[What is expected]:
Count every line where "ficha" occurs. Give the total alone.
---------- Extracted information
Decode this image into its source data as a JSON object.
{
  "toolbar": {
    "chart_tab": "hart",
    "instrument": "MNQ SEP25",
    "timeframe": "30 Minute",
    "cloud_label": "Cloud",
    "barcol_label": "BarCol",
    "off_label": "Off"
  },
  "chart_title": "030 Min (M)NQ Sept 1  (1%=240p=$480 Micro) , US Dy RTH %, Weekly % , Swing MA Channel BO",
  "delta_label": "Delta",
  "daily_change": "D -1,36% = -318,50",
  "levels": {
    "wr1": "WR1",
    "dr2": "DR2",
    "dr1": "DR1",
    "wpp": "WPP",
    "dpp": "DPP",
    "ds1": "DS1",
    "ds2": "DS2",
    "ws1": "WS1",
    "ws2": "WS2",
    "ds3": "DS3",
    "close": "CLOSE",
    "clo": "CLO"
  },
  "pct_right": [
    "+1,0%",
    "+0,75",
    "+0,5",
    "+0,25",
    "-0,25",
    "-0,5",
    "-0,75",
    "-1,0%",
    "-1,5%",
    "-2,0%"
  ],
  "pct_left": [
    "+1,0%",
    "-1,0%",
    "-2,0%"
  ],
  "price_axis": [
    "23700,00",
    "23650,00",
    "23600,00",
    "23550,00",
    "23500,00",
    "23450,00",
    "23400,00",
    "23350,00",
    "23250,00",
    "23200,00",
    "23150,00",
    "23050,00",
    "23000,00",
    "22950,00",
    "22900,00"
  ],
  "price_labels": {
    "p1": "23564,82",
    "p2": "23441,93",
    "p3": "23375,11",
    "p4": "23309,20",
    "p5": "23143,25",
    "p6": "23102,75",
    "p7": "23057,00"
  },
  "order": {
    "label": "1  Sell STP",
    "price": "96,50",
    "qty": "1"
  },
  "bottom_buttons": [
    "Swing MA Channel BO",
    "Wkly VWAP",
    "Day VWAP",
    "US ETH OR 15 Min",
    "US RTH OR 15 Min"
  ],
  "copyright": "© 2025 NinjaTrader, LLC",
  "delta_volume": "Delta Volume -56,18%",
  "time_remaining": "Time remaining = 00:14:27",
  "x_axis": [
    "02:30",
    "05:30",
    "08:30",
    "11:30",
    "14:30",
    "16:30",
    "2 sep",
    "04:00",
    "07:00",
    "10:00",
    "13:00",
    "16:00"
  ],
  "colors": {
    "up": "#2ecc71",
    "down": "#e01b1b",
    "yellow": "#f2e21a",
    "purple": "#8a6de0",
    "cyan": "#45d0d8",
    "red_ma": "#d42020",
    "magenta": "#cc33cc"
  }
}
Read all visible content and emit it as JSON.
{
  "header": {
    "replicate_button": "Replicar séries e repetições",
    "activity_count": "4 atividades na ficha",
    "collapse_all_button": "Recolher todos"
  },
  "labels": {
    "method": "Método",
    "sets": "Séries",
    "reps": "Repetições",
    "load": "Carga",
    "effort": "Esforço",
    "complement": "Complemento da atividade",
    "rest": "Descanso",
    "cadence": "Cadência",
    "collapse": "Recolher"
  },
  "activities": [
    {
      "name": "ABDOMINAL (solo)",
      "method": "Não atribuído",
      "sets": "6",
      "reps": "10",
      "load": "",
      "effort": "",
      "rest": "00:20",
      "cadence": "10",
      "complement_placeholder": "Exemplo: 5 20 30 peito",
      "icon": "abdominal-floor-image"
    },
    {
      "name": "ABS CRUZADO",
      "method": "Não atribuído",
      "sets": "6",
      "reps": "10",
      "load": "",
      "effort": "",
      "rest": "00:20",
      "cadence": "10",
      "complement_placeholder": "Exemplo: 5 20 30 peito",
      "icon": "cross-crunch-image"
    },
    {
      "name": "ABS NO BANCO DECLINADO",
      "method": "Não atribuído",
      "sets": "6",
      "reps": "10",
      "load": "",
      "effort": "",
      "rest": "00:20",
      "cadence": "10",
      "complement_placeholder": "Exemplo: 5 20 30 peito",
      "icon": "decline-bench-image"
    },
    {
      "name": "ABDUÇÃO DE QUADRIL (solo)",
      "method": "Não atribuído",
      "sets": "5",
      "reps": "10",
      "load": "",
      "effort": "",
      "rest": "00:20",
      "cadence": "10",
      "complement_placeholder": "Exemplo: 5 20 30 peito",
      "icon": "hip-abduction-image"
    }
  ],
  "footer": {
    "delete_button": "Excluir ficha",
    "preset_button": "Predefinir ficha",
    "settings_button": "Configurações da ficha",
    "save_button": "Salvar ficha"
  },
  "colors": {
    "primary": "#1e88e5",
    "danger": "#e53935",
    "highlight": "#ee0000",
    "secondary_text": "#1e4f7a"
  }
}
--------------------
[Reply to the task]:
5